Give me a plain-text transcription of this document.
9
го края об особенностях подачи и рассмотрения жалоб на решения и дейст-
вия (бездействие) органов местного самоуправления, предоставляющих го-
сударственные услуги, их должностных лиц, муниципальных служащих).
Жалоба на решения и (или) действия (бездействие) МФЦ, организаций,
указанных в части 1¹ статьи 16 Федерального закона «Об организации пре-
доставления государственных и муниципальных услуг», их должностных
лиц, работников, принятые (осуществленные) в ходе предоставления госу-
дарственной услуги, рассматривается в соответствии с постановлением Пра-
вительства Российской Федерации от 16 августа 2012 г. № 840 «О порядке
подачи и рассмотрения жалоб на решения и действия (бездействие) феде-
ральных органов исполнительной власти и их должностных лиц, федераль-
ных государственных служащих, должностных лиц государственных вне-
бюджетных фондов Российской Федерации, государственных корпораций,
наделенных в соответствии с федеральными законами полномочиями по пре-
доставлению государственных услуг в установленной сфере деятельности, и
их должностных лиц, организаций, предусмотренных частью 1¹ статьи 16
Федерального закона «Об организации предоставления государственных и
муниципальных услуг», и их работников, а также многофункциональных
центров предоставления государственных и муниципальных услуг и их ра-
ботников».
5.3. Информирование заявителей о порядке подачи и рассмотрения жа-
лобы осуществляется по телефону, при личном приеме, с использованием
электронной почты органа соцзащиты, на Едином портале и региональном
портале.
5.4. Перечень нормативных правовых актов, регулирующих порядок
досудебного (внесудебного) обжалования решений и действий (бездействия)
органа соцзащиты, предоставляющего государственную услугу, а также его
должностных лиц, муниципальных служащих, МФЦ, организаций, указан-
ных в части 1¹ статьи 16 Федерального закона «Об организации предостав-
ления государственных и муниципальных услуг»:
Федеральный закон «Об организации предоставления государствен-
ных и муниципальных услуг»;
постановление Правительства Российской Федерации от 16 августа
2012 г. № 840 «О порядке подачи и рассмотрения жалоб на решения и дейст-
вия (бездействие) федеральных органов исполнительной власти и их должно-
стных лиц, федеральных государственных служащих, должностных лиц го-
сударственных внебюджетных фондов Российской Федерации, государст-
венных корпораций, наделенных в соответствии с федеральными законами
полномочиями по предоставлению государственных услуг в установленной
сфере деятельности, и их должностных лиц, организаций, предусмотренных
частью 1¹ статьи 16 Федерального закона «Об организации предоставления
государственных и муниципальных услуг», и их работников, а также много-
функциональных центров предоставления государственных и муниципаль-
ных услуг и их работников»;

(The task):
Tally how many lines of the records hold the word "Федерации". Answer with the number only.

(Output below):
4